### Exercise data

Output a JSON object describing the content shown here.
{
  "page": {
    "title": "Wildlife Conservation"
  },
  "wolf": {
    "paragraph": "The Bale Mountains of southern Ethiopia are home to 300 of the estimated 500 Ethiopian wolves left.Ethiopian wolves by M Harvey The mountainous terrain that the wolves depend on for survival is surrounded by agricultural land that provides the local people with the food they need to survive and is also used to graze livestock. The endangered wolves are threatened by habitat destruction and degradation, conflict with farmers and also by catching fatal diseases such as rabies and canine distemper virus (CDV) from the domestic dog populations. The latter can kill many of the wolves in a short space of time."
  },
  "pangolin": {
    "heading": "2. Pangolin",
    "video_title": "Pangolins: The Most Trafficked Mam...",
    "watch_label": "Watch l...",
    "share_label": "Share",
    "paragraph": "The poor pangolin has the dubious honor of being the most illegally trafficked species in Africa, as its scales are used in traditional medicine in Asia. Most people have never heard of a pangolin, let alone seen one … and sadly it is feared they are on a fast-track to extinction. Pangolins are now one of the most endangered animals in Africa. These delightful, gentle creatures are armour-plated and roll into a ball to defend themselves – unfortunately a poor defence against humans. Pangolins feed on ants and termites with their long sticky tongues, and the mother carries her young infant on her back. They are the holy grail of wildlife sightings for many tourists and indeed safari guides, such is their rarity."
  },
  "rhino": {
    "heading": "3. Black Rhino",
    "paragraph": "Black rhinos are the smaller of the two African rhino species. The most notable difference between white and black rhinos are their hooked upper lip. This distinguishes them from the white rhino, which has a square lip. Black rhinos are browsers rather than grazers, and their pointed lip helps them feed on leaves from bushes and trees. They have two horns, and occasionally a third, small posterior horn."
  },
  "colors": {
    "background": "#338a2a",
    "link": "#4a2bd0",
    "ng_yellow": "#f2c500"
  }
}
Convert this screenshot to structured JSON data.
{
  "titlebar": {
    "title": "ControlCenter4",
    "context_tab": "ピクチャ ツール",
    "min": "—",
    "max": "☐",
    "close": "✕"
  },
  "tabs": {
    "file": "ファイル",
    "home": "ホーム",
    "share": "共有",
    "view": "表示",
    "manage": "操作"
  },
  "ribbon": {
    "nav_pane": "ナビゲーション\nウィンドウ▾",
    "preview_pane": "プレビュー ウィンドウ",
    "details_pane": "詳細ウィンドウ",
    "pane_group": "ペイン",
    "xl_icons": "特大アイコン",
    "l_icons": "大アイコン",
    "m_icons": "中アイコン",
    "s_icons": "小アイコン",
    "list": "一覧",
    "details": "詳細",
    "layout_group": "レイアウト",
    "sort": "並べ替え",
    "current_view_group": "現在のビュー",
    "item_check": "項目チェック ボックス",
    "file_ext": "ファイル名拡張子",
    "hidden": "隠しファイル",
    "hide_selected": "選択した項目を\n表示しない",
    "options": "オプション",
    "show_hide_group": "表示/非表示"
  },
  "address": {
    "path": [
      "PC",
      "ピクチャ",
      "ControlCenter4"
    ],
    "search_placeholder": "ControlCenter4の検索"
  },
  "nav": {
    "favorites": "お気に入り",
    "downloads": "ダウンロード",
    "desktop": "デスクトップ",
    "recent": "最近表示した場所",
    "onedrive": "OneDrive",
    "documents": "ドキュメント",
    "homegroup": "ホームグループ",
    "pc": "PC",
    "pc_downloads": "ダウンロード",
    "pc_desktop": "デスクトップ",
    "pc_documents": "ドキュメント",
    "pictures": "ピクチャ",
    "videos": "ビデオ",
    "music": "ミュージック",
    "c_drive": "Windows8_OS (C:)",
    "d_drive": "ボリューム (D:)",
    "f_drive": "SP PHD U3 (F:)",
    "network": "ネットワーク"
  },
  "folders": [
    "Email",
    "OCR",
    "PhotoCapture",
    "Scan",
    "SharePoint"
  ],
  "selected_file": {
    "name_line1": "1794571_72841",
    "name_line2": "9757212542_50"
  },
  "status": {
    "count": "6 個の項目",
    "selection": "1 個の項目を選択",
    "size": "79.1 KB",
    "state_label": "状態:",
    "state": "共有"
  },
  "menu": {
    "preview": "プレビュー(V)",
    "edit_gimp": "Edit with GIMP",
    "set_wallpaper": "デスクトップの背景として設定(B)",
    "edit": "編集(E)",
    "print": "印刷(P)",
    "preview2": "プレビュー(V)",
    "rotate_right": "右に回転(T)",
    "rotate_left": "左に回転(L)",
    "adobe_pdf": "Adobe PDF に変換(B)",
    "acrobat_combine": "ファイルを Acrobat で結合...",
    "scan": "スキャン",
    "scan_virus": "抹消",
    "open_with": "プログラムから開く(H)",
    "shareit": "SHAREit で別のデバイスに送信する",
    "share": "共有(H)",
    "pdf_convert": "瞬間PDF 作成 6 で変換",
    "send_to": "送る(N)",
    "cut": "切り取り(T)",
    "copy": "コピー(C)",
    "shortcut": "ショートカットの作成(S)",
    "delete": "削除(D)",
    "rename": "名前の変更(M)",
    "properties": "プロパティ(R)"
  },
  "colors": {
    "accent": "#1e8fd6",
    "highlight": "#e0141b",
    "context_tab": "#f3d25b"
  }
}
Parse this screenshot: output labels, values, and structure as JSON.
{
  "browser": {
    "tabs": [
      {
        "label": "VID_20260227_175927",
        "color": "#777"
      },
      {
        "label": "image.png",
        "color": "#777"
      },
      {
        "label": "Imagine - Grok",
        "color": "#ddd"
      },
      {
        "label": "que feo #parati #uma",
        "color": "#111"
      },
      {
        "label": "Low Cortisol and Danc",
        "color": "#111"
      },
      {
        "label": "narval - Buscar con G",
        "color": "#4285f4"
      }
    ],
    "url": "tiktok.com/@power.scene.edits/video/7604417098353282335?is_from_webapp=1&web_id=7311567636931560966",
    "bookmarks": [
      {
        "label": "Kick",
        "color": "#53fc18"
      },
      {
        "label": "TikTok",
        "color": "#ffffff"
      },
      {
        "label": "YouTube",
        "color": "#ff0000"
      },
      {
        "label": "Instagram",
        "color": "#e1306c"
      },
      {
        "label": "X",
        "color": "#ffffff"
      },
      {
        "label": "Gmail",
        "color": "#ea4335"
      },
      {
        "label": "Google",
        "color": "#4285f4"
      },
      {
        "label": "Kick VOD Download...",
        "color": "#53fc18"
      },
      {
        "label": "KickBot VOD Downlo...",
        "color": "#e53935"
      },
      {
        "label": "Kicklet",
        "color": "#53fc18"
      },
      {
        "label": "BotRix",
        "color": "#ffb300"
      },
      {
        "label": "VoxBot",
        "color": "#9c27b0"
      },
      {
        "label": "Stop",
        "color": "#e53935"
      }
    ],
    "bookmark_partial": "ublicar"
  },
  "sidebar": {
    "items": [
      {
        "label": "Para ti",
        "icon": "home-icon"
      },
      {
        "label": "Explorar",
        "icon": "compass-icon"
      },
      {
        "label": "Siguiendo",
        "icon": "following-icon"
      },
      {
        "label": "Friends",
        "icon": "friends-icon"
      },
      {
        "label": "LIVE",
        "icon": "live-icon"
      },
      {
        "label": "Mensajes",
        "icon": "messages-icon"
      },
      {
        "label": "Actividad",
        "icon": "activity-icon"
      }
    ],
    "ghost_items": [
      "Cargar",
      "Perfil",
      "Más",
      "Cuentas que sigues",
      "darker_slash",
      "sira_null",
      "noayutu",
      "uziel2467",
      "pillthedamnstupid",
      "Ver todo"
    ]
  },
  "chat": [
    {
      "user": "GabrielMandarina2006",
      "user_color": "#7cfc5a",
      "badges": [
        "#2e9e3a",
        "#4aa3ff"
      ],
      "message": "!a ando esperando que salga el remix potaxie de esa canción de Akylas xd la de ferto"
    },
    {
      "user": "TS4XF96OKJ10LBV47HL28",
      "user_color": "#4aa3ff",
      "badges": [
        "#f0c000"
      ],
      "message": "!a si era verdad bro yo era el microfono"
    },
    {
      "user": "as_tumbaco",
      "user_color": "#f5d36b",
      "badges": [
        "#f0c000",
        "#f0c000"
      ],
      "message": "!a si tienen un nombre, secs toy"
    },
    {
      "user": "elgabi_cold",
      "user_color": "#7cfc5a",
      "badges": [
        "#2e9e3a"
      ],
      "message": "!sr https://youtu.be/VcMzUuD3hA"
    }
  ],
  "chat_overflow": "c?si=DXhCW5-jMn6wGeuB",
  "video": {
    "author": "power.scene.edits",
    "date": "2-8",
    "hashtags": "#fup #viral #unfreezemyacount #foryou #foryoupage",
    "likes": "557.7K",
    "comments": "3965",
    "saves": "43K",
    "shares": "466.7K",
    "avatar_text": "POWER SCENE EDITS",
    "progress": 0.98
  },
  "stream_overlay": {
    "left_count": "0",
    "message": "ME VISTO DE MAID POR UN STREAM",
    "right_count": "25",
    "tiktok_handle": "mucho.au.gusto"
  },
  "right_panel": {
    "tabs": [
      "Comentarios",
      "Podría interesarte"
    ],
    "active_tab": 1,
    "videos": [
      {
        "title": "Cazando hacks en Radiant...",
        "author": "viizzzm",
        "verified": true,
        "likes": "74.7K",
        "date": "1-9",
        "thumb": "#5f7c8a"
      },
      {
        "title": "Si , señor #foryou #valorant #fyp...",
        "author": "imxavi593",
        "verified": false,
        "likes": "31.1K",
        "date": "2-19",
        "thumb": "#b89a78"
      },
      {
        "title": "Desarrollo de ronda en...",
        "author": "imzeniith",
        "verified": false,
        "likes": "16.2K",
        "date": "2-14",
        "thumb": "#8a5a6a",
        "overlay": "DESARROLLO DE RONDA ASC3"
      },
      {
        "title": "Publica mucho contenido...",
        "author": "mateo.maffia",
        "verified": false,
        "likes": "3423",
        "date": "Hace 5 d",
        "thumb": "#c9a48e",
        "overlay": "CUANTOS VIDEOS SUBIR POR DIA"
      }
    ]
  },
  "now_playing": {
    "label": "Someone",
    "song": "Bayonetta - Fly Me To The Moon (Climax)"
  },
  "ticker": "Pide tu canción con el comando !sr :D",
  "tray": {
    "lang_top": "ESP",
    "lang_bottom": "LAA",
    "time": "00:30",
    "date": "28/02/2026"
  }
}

### Problem requirements
Extract from the data every line where "many" shows up.

### Answer below
    "paragraph": "The Bale Mountains of southern Ethiopia are home to 300 of the estimated 500 Ethiopian wolves left.Ethiopian wolves by M Harvey The mountainous terrain that the wolves depend on for survival is surrounded by agricultural land that provides the local people with the food they need to survive and is also used to graze livestock. The endangered wolves are threatened by habitat destruction and degradation, conflict with farmers and also by catching fatal diseases such as rabies and canine distemper virus (CDV) from the domestic dog populations. The latter can kill many of the wolves in a short space of time."
    "paragraph": "The poor pangolin has the dubious honor of being the most illegally trafficked species in Africa, as its scales are used in traditional medicine in Asia. Most people have never heard of a pangolin, let alone seen one … and sadly it is feared they are on a fast-track to extinction. Pangolins are now one of the most endangered animals in Africa. These delightful, gentle creatures are armour-plated and roll into a ball to defend themselves – unfortunately a poor defence against humans. Pangolins feed on ants and termites with their long sticky tongues, and the mother carries her young infant on her back. They are the holy grail of wildlife sightings for many tourists and indeed safari guides, such is their rarity."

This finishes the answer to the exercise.